The official reason that Express-News executive editor Charlie Kilpatrick gave for my firing was “association with undesirable characters.” This happened shortly after I promoted the World Championship Menudo Cookoff in Raymond Russell Park, an event that featured Willie Nelson and some 30 other area bands.

Kicked off the grounds

As more than 50,000 rowdy drunks stumbled through an adjacent trailer park and passed out amid the tombstones of Sunset Memorial Park, I found time to have Hal Davis, the general manager of KITE AM and KEXL FM, thrown off the grounds for reasons which have completely slipped my mind. I believe he had been loudly arguing with someone, but I am not sure who.Only days after my firing, I was dead broke and feeling lower than whale shit as I played 9-ball pool for $2 a game in a San Pedro skull orchard known as the Desert Fox.

I could scarcely believe my eyes and ears when Hal Davis walked into the beer joint and offered me an alternative newscasting job on KEXL FM Radio.I recall telling Davis that I knew nothing about radio, and that I didn’t believe he would give me a job after what happened at the menudo cookoff and concert. I was to soon learn that Hal Davis was a far bigger man than I had even dreamed.

“I have an FM outlaw rock station with what I believe are thousands of dope-smoking hippie listeners,” Davis said. “I have a hunch that you might go over big in the market. If you are interested, be at the station on Data Point at 6 o’clock in the morning.”

He then walked out of the beer joint without uttering another word.

I was convinced that Davis had offered me the job just so he could toss me off the property, but he was true to his word. When I arrived at the KITE AM, KEXL FM studios, Davis pointed to a control room where a smiling Ron Houston was spinning records and waving me in.”

Sit behind that microphone, Soul,” Houston said, “and we will get this show on the road.”

“What do I do?”

“Just talk, Soul. I will play this Charlie Daniels record, and we will start jawboning.”

My voice is rougher than Houston’s was smooth, and the first word I uttered on the air caused the volume needles to all but bounce out of the box.

“You got it, Soul,” Ron laughed. “We are off and running.”

The rest was history

The rest is history. I was getting Action Magazine started at the time, but the KEXL salary kept me alive when I needed it most. Houston and I had a radio rapport which I find hard to explain (I believe it was spiritual), and there was sideline money as we cut commercials for land companies and western wear stores.Ron always said he wanted to kick himself for failing to record our first air outing together.
------------------------------------------------------------
- Action item A:
List each person named by full name in the radio memoir above, in order of first mention.
- Action item B:
Output the part of the radio memoir from "The rest is" to "air outing together.", copying it word for word.
- Action item C:
Write the next part of the radio memoir, picking up after its final sentence.

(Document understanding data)
------------------------------------------------------------
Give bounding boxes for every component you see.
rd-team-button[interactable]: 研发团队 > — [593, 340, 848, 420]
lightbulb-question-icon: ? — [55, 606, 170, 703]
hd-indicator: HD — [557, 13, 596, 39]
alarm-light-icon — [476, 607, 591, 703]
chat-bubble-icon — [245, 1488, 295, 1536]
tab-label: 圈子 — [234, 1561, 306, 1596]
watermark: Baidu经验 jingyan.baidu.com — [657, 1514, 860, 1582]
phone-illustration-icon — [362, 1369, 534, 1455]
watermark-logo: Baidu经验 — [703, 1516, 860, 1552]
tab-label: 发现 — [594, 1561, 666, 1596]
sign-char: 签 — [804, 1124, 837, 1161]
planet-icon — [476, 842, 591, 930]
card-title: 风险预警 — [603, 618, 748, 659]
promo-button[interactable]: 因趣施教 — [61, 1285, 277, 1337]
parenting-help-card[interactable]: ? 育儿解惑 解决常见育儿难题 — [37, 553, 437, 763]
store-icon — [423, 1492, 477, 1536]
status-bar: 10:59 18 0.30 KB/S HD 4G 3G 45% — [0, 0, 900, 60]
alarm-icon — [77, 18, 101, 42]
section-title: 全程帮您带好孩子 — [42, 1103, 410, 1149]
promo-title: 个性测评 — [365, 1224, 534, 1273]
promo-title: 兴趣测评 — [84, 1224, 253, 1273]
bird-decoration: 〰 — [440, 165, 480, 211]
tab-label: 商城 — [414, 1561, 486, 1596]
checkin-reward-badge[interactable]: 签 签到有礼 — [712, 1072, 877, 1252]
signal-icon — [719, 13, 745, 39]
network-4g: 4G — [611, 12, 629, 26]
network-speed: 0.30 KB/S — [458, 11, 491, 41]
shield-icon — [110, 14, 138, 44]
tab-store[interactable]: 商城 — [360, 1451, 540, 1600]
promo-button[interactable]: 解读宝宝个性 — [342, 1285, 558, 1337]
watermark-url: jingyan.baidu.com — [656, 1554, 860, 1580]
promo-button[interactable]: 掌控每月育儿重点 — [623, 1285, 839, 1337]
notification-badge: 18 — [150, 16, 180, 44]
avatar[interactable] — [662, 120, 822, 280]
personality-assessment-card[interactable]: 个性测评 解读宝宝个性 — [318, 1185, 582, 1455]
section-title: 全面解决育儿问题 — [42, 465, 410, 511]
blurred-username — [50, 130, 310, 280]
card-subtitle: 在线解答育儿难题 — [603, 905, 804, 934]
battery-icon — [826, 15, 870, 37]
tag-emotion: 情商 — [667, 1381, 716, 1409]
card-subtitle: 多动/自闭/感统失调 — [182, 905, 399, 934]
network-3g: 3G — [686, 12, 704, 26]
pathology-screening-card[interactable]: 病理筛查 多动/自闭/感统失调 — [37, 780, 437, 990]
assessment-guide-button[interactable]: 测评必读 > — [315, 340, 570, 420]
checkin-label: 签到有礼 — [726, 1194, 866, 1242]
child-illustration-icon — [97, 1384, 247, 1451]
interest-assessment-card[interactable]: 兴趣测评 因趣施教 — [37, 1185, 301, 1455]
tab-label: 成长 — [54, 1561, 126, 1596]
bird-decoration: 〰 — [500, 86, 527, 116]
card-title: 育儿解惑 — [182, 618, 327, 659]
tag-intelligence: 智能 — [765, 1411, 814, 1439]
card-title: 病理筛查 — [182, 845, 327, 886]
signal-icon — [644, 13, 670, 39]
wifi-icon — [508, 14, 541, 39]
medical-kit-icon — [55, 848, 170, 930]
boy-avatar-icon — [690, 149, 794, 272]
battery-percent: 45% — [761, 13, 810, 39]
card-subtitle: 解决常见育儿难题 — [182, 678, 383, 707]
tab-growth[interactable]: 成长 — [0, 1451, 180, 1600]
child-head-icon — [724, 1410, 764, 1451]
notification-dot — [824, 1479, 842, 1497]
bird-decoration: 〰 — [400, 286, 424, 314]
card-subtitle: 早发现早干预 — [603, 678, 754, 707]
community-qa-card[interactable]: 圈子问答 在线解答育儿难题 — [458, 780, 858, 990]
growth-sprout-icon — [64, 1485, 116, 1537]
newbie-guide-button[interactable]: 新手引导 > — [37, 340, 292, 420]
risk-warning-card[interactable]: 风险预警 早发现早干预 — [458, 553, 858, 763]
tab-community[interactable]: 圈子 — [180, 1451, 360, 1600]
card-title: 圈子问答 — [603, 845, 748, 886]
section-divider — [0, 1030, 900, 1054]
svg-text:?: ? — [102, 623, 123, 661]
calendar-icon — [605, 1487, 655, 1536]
------------------------------------------------------------
- Your response A:
Charlie Kilpatrick
Willie Nelson
Hal Davis
Ron Houston
Charlie Daniels

- Your response B:
The rest is history. I was getting Action Magazine started at the time, but the KEXL salary kept me alive when I needed it most. Houston and I had a radio rapport which I find hard to explain (I believe it was spiritual), and there was sideline money as we cut commercials for land companies and western wear stores.Ron always said he wanted to kick himself for failing to record our first air outing together.

- Your response C:
Houston had an uncanny talent for hitting 30-second and one-minute commercial spots without a hitch or a script. He could hold rough, hand-scribbled notes from some radio ad salesman, and turn them into concise, entertaining, and informative air commercials as if he were reading from a prompter. And he taught me enough about commercial radio to make a few bucks on the side. While Ron was selling property for G.G. Gale, I was hawking land for the late S.A. Sam Green, a.k.a. Father Benedict, who always said, “The Good Lord ain’t makin’ anymore land.”

So this column is for you, Soul. It is also for Sheryl, your life love and beautiful wife who you first started dating when we formed our unlikely KEXL tandem. This one is also for the many people you helped anonymously, for the cats and dogs and ducks you took in and fed simply because you loved animals and people. And this is for your adopted hometown where you worked tirelessly as a city councilman and promoter of local events.Houston’s wife Sheryl was an attorney in the A.L. Hernden law firm when she and Ron got together, and Hernden called me shortly after Houston’s fatal heart attack to say that Sheryl was the best lawyer ever to work in his office.

Ron had told me that he had joined the Methodist Church, and that he was a firm believer in the oldest carpenter story of all time. Death wasn’t casting much of a shadow as I stumbled over my eulogy in that brightly-lighted Methodist Church, and I could almost hear the Billy Joe Shaver refrain: I’m gonna cross that river, I’m gonna live forever…

It’s what we always wanted. And if the water ain’t too deep, Soul, I plan on seeing you later.